All records below must be retyped exactly.

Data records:
--- BEGIN ---

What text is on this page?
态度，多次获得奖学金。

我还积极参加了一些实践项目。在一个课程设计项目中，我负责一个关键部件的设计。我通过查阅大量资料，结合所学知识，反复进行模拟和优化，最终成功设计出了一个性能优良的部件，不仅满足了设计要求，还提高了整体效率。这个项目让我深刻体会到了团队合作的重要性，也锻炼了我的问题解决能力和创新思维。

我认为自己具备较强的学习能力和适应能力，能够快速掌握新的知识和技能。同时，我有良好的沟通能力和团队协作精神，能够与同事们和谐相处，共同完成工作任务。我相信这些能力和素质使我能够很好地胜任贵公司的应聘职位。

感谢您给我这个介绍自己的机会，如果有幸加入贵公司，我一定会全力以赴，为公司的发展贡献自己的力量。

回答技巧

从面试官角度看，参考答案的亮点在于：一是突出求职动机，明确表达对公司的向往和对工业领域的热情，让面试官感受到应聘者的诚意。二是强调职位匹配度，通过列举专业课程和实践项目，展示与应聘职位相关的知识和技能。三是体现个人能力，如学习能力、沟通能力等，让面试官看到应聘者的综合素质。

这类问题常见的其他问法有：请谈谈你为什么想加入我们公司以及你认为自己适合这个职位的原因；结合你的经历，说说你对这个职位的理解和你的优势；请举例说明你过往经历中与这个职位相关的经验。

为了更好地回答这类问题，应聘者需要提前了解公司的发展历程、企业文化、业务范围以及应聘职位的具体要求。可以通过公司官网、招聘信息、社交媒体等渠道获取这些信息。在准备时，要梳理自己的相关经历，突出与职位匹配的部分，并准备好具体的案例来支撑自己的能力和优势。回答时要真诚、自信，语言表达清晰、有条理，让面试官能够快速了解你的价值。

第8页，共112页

--- END ---

> _EXPECTED ANSWER_:
What text is on this page?
态度，多次获得奖学金。

我还积极参加了一些实践项目。在一个课程设计项目中，我负责一个关键部件的设计。我通过查阅大量资料，结合所学知识，反复进行模拟和优化，最终成功设计出了一个性能优良的部件，不仅满足了设计要求，还提高了整体效率。这个项目让我深刻体会到了团队合作的重要性，也锻炼了我的问题解决能力和创新思维。

我认为自己具备较强的学习能力和适应能力，能够快速掌握新的知识和技能。同时，我有良好的沟通能力和团队协作精神，能够与同事们和谐相处，共同完成工作任务。我相信这些能力和素质使我能够很好地胜任贵公司的应聘职位。

感谢您给我这个介绍自己的机会，如果有幸加入贵公司，我一定会全力以赴，为公司的发展贡献自己的力量。

回答技巧

从面试官角度看，参考答案的亮点在于：一是突出求职动机，明确表达对公司的向往和对工业领域的热情，让面试官感受到应聘者的诚意。二是强调职位匹配度，通过列举专业课程和实践项目，展示与应聘职位相关的知识和技能。三是体现个人能力，如学习能力、沟通能力等，让面试官看到应聘者的综合素质。

这类问题常见的其他问法有：请谈谈你为什么想加入我们公司以及你认为自己适合这个职位的原因；结合你的经历，说说你对这个职位的理解和你的优势；请举例说明你过往经历中与这个职位相关的经验。

为了更好地回答这类问题，应聘者需要提前了解公司的发展历程、企业文化、业务范围以及应聘职位的具体要求。可以通过公司官网、招聘信息、社交媒体等渠道获取这些信息。在准备时，要梳理自己的相关经历，突出与职位匹配的部分，并准备好具体的案例来支撑自己的能力和优势。回答时要真诚、自信，语言表达清晰、有条理，让面试官能够快速了解你的价值。

第8页，共112页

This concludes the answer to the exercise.